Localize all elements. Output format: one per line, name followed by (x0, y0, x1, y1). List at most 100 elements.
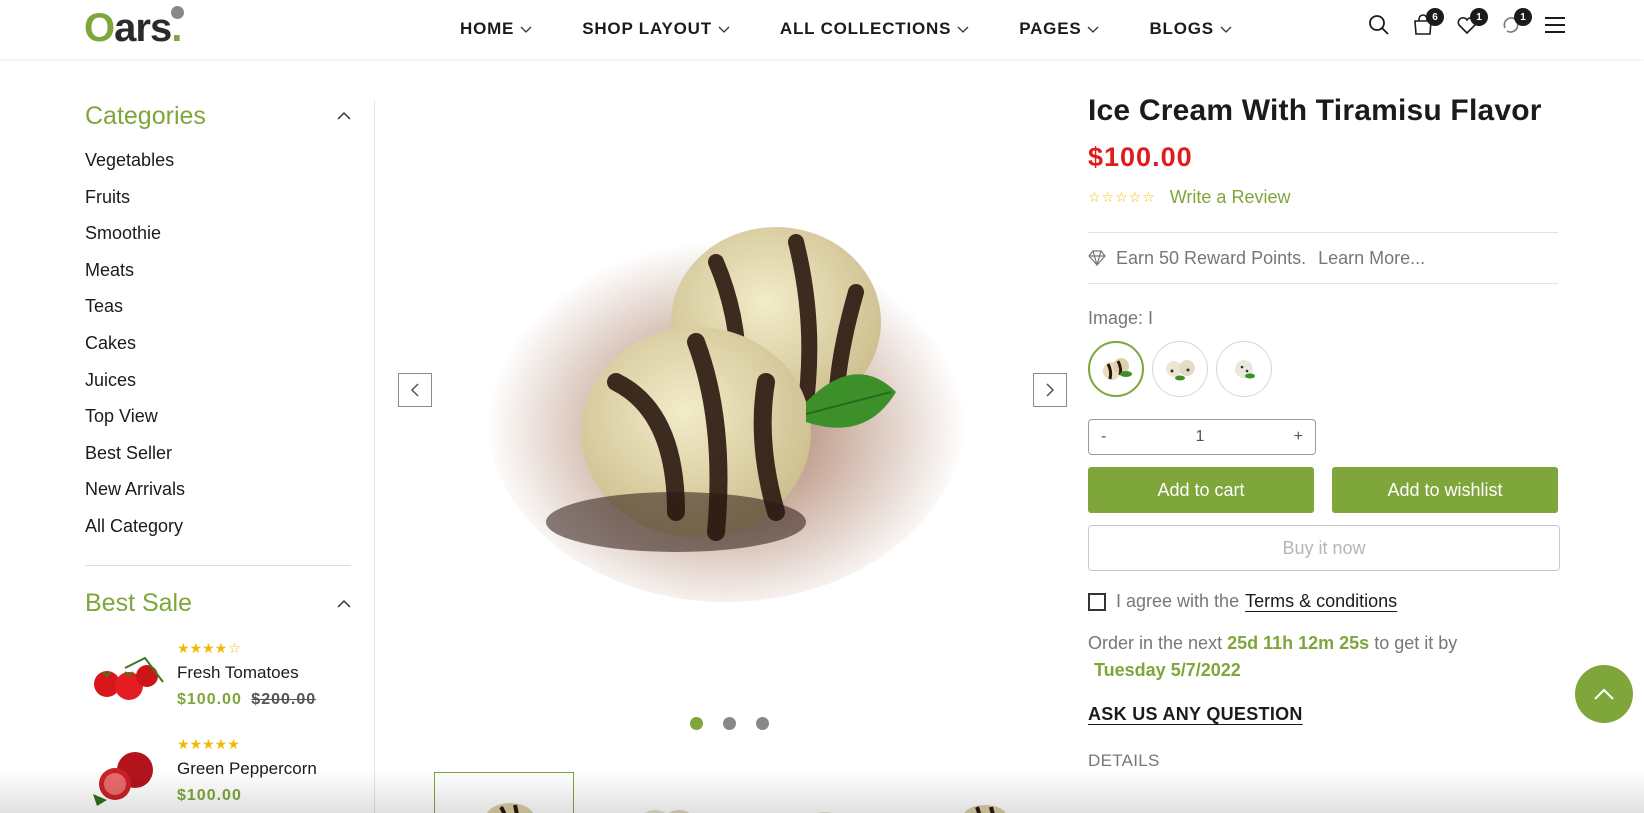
review-row: ☆☆☆☆☆ Write a Review (1088, 187, 1558, 208)
details-tab[interactable]: DETAILS (1088, 751, 1558, 771)
category-item[interactable]: Top View (85, 398, 352, 435)
rating-stars: ★★★★★ (177, 735, 240, 752)
cart-count-badge: 6 (1426, 8, 1444, 26)
category-list: Vegetables Fruits Smoothie Meats Teas Ca… (85, 142, 352, 545)
cart-button[interactable]: 6 (1412, 8, 1444, 38)
sidebar-divider (85, 564, 351, 566)
slide-dot-3[interactable] (756, 717, 769, 730)
category-item[interactable]: Best Seller (85, 435, 352, 472)
variant-swatch-2[interactable] (1152, 341, 1208, 397)
best-sale-item[interactable]: ★★★★★ Green Peppercorn $100.00 (85, 734, 352, 813)
category-item[interactable]: Juices (85, 362, 352, 399)
terms-checkbox[interactable] (1088, 592, 1106, 611)
nav-pages[interactable]: PAGES (1019, 19, 1099, 39)
thumbnail-3[interactable] (754, 772, 894, 813)
best-sale-item[interactable]: ★★★★ ☆ Fresh Tomatoes $100.00 $200.00 (85, 638, 352, 720)
header-actions: 6 1 1 (1368, 8, 1566, 38)
rating-stars: ☆☆☆☆☆ (1088, 189, 1156, 205)
thumbnail-strip (434, 772, 1054, 813)
tomato-image[interactable] (85, 638, 167, 720)
variant-swatch-3[interactable] (1216, 341, 1272, 397)
nav-shop-layout[interactable]: SHOP LAYOUT (582, 19, 730, 39)
thumbnail-4[interactable] (914, 772, 1054, 813)
product-main-image[interactable] (476, 182, 976, 602)
old-price: $200.00 (251, 690, 317, 708)
terms-link[interactable]: Terms & conditions (1245, 591, 1397, 612)
product-title: Ice Cream With Tiramisu Flavor (1088, 94, 1542, 127)
site-header: Oars. HOME SHOP LAYOUT ALL COLLECTIONS P… (0, 0, 1644, 59)
learn-more-link[interactable]: Learn More... (1318, 248, 1425, 269)
product-name[interactable]: Green Peppercorn (177, 759, 317, 779)
delivery-date: Tuesday 5/7/2022 (1094, 660, 1241, 680)
variant-swatch-1[interactable] (1088, 341, 1144, 397)
terms-agreement: I agree with the Terms & conditions (1088, 591, 1558, 612)
order-prefix: Order in the next (1088, 633, 1223, 653)
rating-stars: ★★★★ ☆ (177, 639, 241, 656)
agree-text: I agree with the (1116, 591, 1240, 611)
add-to-wishlist-button[interactable]: Add to wishlist (1332, 467, 1558, 513)
best-sale-title: Best Sale (85, 589, 193, 618)
thumbnail-2[interactable] (594, 772, 734, 813)
variant-swatches (1088, 341, 1558, 397)
nav-blogs[interactable]: BLOGS (1149, 19, 1232, 39)
delivery-countdown: Order in the next 25d 11h 12m 25s to get… (1088, 630, 1558, 684)
nav-pages-label: PAGES (1019, 18, 1082, 38)
product-price: $100.00 $200.00 (177, 691, 316, 709)
quantity-increase-button[interactable]: + (1294, 428, 1303, 446)
chevron-right-icon (1046, 383, 1055, 397)
chevron-up-icon[interactable] (336, 111, 352, 121)
category-item[interactable]: Vegetables (85, 142, 352, 179)
best-sale-header[interactable]: Best Sale (85, 584, 352, 624)
prev-image-button[interactable] (398, 373, 432, 407)
product-gallery (376, 62, 1067, 813)
variant-label: Image: I (1088, 308, 1154, 328)
category-item[interactable]: Fruits (85, 179, 352, 216)
product-price: $100.00 (177, 787, 317, 805)
nav-all-collections[interactable]: ALL COLLECTIONS (780, 19, 969, 39)
logo-text: ars (114, 6, 172, 50)
order-mid: to get it by (1374, 633, 1458, 653)
buy-now-button[interactable]: Buy it now (1088, 525, 1560, 571)
slide-dots (690, 717, 769, 730)
main-nav: HOME SHOP LAYOUT ALL COLLECTIONS PAGES B… (460, 0, 1282, 57)
quantity-stepper: - 1 + (1088, 419, 1316, 455)
quantity-input[interactable]: 1 (1106, 428, 1293, 446)
hamburger-menu-icon (1545, 17, 1565, 33)
scroll-to-top-button[interactable] (1575, 665, 1633, 723)
search-button[interactable] (1368, 12, 1390, 38)
add-to-cart-button[interactable]: Add to cart (1088, 467, 1314, 513)
category-item[interactable]: All Category (85, 508, 352, 545)
nav-home[interactable]: HOME (460, 19, 532, 39)
sidebar-divider-line (374, 100, 375, 813)
write-review-link[interactable]: Write a Review (1170, 187, 1291, 208)
next-image-button[interactable] (1033, 373, 1067, 407)
ask-question-link[interactable]: ASK US ANY QUESTION (1088, 704, 1558, 725)
chevron-up-icon[interactable] (336, 599, 352, 609)
brand-logo[interactable]: Oars. (84, 6, 185, 51)
category-item[interactable]: Smoothie (85, 215, 352, 252)
categories-header[interactable]: Categories (85, 96, 352, 136)
product-name[interactable]: Fresh Tomatoes (177, 663, 316, 683)
chevron-left-icon (410, 383, 419, 397)
product-info: Ice Cream With Tiramisu Flavor $100.00 ☆… (1088, 94, 1560, 771)
compare-button[interactable]: 1 (1500, 8, 1532, 38)
countdown-timer: 25d 11h 12m 25s (1227, 633, 1370, 653)
search-icon (1369, 15, 1389, 35)
chevron-down-icon (1220, 26, 1232, 33)
category-item[interactable]: Teas (85, 288, 352, 325)
category-item[interactable]: Cakes (85, 325, 352, 362)
thumbnail-1[interactable] (434, 772, 574, 813)
wishlist-button[interactable]: 1 (1456, 8, 1488, 38)
chevron-up-icon (1594, 688, 1614, 700)
category-item[interactable]: Meats (85, 252, 352, 289)
slide-dot-2[interactable] (723, 717, 736, 730)
compare-count-badge: 1 (1514, 8, 1532, 26)
logo-letter-o: O (84, 6, 115, 50)
pomegranate-image[interactable] (85, 734, 167, 813)
action-buttons: Add to cart Add to wishlist (1088, 467, 1558, 513)
nav-home-label: HOME (460, 18, 515, 38)
category-item[interactable]: New Arrivals (85, 471, 352, 508)
slide-dot-1[interactable] (690, 717, 703, 730)
reward-text: Earn 50 Reward Points. (1116, 247, 1307, 268)
menu-button[interactable] (1544, 12, 1566, 38)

• Short problem: Reproduce every line of the records above word for word, but leave out the pictures.

• Answer to the task:
Localize all elements. Output format: one per line, name followed by (x0, y0, x1, y1). List at most 100 elements.
review-row: ☆☆☆☆☆ Write a Review (1088, 187, 1558, 208)
details-tab[interactable]: DETAILS (1088, 751, 1558, 771)
category-item[interactable]: Top View (85, 398, 352, 435)
rating-stars: ★★★★★ (177, 735, 240, 752)
cart-count-badge: 6 (1426, 8, 1444, 26)
category-list: Vegetables Fruits Smoothie Meats Teas Ca… (85, 142, 352, 545)
cart-button[interactable]: 6 (1412, 8, 1444, 38)
sidebar-divider (85, 564, 351, 566)
slide-dot-3[interactable] (756, 717, 769, 730)
category-item[interactable]: Best Seller (85, 435, 352, 472)
variant-swatch-2[interactable] (1152, 341, 1208, 397)
best-sale-item[interactable]: ★★★★★ Green Peppercorn $100.00 (85, 734, 352, 813)
category-item[interactable]: Juices (85, 362, 352, 399)
terms-checkbox[interactable] (1088, 592, 1106, 611)
nav-pages[interactable]: PAGES (1019, 19, 1099, 39)
thumbnail-3[interactable] (754, 772, 894, 813)
best-sale-item[interactable]: ★★★★ ☆ Fresh Tomatoes $100.00 $200.00 (85, 638, 352, 720)
header-actions: 6 1 1 (1368, 8, 1566, 38)
rating-stars: ☆☆☆☆☆ (1088, 189, 1156, 205)
thumbnail-strip (434, 772, 1054, 813)
tomato-image[interactable] (85, 638, 167, 720)
variant-swatch-3[interactable] (1216, 341, 1272, 397)
nav-shop-layout[interactable]: SHOP LAYOUT (582, 19, 730, 39)
thumbnail-4[interactable] (914, 772, 1054, 813)
product-main-image[interactable] (476, 182, 976, 602)
old-price: $200.00 (251, 690, 317, 708)
terms-link[interactable]: Terms & conditions (1245, 591, 1397, 612)
product-title: Ice Cream With Tiramisu Flavor (1088, 94, 1542, 127)
site-header: Oars. HOME SHOP LAYOUT ALL COLLECTIONS P… (0, 0, 1644, 59)
learn-more-link[interactable]: Learn More... (1318, 248, 1425, 269)
product-name[interactable]: Green Peppercorn (177, 759, 317, 779)
delivery-date: Tuesday 5/7/2022 (1094, 660, 1241, 680)
variant-swatch-1[interactable] (1088, 341, 1144, 397)
terms-agreement: I agree with the Terms & conditions (1088, 591, 1558, 612)
order-prefix: Order in the next (1088, 633, 1223, 653)
rating-stars: ★★★★ ☆ (177, 639, 241, 656)
agree-text: I agree with the (1116, 591, 1240, 611)
add-to-wishlist-button[interactable]: Add to wishlist (1332, 467, 1558, 513)
best-sale-title: Best Sale (85, 589, 193, 618)
thumbnail-2[interactable] (594, 772, 734, 813)
variant-swatches (1088, 341, 1558, 397)
nav-blogs[interactable]: BLOGS (1149, 19, 1232, 39)
delivery-countdown: Order in the next 25d 11h 12m 25s to get… (1088, 630, 1558, 684)
nav-pages-label: PAGES (1019, 18, 1082, 38)
product-price: $100.00 $200.00 (177, 691, 316, 709)
quantity-increase-button[interactable]: + (1294, 428, 1303, 446)
chevron-right-icon (1046, 383, 1055, 397)
chevron-up-icon[interactable] (336, 111, 352, 121)
category-item[interactable]: Vegetables (85, 142, 352, 179)
best-sale-header[interactable]: Best Sale (85, 584, 352, 624)
prev-image-button[interactable] (398, 373, 432, 407)
product-gallery (376, 62, 1067, 813)
variant-label: Image: I (1088, 308, 1154, 328)
category-item[interactable]: Fruits (85, 179, 352, 216)
product-price: $100.00 (177, 787, 317, 805)
nav-all-collections[interactable]: ALL COLLECTIONS (780, 19, 969, 39)
logo-text: ars (114, 6, 172, 50)
order-mid: to get it by (1374, 633, 1458, 653)
buy-now-button[interactable]: Buy it now (1088, 525, 1560, 571)
slide-dots (690, 717, 769, 730)
main-nav: HOME SHOP LAYOUT ALL COLLECTIONS PAGES B… (460, 0, 1282, 57)
quantity-stepper: - 1 + (1088, 419, 1316, 455)
quantity-input[interactable]: 1 (1106, 428, 1293, 446)
hamburger-menu-icon (1545, 17, 1565, 33)
scroll-to-top-button[interactable] (1575, 665, 1633, 723)
search-button[interactable] (1368, 12, 1390, 38)
add-to-cart-button[interactable]: Add to cart (1088, 467, 1314, 513)
category-item[interactable]: All Category (85, 508, 352, 545)
nav-home[interactable]: HOME (460, 19, 532, 39)
sidebar-divider-line (374, 100, 375, 813)
write-review-link[interactable]: Write a Review (1170, 187, 1291, 208)
next-image-button[interactable] (1033, 373, 1067, 407)
ask-question-link[interactable]: ASK US ANY QUESTION (1088, 704, 1558, 725)
chevron-up-icon[interactable] (336, 599, 352, 609)
brand-logo[interactable]: Oars. (84, 6, 185, 51)
category-item[interactable]: Smoothie (85, 215, 352, 252)
categories-header[interactable]: Categories (85, 96, 352, 136)
product-name[interactable]: Fresh Tomatoes (177, 663, 316, 683)
chevron-left-icon (410, 383, 419, 397)
product-info: Ice Cream With Tiramisu Flavor $100.00 ☆… (1088, 94, 1560, 771)
compare-button[interactable]: 1 (1500, 8, 1532, 38)
countdown-timer: 25d 11h 12m 25s (1227, 633, 1370, 653)
search-icon (1369, 15, 1389, 35)
chevron-down-icon (1220, 26, 1232, 33)
category-item[interactable]: Teas (85, 288, 352, 325)
category-item[interactable]: Cakes (85, 325, 352, 362)
thumbnail-1[interactable] (434, 772, 574, 813)
wishlist-button[interactable]: 1 (1456, 8, 1488, 38)
chevron-up-icon (1594, 688, 1614, 700)
category-item[interactable]: Meats (85, 252, 352, 289)
slide-dot-2[interactable] (723, 717, 736, 730)
compare-count-badge: 1 (1514, 8, 1532, 26)
logo-letter-o: O (84, 6, 115, 50)
pomegranate-image[interactable] (85, 734, 167, 813)
action-buttons: Add to cart Add to wishlist (1088, 467, 1558, 513)
nav-home-label: HOME (460, 18, 515, 38)
category-item[interactable]: New Arrivals (85, 471, 352, 508)
slide-dot-1[interactable] (690, 717, 703, 730)
reward-text: Earn 50 Reward Points. (1116, 247, 1307, 268)
menu-button[interactable] (1544, 12, 1566, 38)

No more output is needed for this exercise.